----- RECORDS SHOWN -----

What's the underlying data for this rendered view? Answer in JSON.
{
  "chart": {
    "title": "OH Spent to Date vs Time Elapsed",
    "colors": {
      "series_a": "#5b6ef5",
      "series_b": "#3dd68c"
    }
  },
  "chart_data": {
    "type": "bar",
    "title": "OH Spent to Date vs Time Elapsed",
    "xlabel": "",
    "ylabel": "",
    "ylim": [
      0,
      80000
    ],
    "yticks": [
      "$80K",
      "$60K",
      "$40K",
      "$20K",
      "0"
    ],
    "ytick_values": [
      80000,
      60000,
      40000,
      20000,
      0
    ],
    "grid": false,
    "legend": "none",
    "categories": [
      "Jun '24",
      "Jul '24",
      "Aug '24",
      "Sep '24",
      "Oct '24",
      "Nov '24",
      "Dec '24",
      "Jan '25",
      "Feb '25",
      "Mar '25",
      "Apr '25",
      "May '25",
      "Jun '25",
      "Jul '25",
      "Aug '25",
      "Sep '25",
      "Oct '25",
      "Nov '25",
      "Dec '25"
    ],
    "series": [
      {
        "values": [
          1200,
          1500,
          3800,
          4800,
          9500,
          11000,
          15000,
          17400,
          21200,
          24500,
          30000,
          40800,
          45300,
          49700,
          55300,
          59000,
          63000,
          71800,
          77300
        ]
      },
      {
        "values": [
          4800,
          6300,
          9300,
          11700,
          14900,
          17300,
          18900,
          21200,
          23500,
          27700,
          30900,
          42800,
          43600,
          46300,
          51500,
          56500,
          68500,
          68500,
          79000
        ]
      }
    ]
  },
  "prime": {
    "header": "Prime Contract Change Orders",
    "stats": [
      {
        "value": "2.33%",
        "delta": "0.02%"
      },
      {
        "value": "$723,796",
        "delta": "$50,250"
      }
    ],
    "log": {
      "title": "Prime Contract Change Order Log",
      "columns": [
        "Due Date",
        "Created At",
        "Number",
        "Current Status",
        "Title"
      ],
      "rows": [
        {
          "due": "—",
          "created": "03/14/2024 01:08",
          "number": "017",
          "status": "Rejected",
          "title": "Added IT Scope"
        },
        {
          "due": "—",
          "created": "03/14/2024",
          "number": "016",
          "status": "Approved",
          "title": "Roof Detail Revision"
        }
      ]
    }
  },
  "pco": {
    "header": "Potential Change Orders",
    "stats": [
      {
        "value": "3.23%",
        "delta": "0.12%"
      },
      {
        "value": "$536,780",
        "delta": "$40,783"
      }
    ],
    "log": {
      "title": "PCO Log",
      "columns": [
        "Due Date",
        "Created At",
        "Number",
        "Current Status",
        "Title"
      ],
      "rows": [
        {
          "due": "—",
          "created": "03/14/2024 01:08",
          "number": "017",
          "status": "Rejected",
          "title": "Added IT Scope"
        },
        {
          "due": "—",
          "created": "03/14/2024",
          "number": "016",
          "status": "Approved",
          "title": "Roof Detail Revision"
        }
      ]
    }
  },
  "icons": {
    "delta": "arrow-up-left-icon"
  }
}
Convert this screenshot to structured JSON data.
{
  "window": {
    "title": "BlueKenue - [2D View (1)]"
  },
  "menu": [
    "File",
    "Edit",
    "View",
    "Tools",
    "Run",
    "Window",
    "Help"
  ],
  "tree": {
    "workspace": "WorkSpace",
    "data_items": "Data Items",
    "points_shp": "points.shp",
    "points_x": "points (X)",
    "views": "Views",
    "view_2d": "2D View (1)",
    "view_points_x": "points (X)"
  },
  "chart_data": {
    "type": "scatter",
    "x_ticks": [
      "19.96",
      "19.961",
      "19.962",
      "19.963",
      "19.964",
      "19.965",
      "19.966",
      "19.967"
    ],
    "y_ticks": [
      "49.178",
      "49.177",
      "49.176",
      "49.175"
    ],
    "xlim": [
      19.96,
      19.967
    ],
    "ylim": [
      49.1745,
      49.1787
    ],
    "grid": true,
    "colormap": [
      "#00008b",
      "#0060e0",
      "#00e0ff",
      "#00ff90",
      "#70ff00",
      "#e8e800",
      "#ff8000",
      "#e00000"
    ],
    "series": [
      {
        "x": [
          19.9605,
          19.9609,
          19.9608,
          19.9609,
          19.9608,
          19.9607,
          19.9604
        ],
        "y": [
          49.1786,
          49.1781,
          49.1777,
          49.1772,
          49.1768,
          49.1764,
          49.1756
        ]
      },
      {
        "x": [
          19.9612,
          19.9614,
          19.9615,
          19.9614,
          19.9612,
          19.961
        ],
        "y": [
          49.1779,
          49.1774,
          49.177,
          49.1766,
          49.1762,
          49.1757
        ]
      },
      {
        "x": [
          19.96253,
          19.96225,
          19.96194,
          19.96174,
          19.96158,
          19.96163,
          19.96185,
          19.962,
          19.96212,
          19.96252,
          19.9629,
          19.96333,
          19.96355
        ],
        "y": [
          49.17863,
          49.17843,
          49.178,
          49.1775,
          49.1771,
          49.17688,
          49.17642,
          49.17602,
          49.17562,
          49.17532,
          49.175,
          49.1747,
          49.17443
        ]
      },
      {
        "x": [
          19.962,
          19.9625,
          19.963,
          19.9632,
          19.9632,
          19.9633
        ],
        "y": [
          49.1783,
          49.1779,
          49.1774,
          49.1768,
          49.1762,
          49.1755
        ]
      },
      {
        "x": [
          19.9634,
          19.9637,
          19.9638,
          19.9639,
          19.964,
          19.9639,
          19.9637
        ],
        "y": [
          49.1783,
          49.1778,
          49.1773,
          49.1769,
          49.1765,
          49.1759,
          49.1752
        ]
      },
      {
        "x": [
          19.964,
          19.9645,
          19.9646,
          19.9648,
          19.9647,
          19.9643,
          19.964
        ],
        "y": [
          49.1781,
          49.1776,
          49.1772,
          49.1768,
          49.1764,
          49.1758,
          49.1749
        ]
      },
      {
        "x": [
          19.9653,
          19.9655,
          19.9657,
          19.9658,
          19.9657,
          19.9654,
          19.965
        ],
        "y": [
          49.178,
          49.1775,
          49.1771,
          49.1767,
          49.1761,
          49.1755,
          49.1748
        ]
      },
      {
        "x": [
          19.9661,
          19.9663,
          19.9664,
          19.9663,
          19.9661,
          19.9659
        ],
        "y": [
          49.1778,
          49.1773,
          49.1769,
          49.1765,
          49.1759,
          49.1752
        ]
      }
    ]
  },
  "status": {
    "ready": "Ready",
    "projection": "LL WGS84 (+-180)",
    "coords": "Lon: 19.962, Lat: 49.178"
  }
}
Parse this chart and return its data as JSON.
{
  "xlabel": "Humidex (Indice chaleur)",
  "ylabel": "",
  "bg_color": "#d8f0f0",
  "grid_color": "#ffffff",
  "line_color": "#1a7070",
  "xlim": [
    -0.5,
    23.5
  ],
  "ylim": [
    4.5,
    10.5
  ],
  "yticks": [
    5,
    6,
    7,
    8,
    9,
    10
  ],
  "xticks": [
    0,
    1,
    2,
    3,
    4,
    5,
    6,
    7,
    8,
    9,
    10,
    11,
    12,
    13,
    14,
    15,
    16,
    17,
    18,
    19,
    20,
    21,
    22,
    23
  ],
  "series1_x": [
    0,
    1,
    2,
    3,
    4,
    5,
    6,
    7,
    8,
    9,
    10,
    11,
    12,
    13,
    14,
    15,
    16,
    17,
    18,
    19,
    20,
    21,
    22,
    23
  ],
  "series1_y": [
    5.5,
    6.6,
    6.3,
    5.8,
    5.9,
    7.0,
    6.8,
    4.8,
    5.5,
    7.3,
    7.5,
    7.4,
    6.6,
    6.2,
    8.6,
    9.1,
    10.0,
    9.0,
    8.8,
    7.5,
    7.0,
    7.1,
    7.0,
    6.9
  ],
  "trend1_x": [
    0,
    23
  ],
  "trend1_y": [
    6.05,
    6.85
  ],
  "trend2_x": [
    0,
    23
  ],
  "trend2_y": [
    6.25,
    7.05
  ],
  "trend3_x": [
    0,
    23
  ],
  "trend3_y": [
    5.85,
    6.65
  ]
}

-----

Gather, from the listing above, every line carrying the word "header".

    "header": "Prime Contract Change Orders",
    "header": "Potential Change Orders",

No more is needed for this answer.